**What is being asked**: Set down each entry from the block beneath, exactly as written.
_ _ _
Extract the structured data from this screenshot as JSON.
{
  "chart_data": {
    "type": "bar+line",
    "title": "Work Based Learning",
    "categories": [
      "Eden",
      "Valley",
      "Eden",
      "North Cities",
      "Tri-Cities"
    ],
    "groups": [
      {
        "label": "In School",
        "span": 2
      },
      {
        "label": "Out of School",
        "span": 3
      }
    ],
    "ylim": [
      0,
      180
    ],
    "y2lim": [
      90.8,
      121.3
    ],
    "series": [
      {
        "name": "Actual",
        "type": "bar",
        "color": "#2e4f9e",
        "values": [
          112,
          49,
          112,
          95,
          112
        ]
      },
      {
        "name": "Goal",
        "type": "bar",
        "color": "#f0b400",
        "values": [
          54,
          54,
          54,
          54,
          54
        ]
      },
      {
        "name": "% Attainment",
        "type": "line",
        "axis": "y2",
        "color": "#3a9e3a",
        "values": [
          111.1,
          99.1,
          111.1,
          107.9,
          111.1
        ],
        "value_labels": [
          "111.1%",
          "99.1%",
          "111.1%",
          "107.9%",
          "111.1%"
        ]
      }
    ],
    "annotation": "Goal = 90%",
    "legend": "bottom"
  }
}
_ _ _
**Right answer**:
Extract the structured data from this screenshot as JSON.
{
  "chart_data": {
    "type": "bar+line",
    "title": "Work Based Learning",
    "categories": [
      "Eden",
      "Valley",
      "Eden",
      "North Cities",
      "Tri-Cities"
    ],
    "groups": [
      {
        "label": "In School",
        "span": 2
      },
      {
        "label": "Out of School",
        "span": 3
      }
    ],
    "ylim": [
      0,
      180
    ],
    "y2lim": [
      90.8,
      121.3
    ],
    "series": [
      {
        "name": "Actual",
        "type": "bar",
        "color": "#2e4f9e",
        "values": [
          112,
          49,
          112,
          95,
          112
        ]
      },
      {
        "name": "Goal",
        "type": "bar",
        "color": "#f0b400",
        "values": [
          54,
          54,
          54,
          54,
          54
        ]
      },
      {
        "name": "% Attainment",
        "type": "line",
        "axis": "y2",
        "color": "#3a9e3a",
        "values": [
          111.1,
          99.1,
          111.1,
          107.9,
          111.1
        ],
        "value_labels": [
          "111.1%",
          "99.1%",
          "111.1%",
          "107.9%",
          "111.1%"
        ]
      }
    ],
    "annotation": "Goal = 90%",
    "legend": "bottom"
  }
}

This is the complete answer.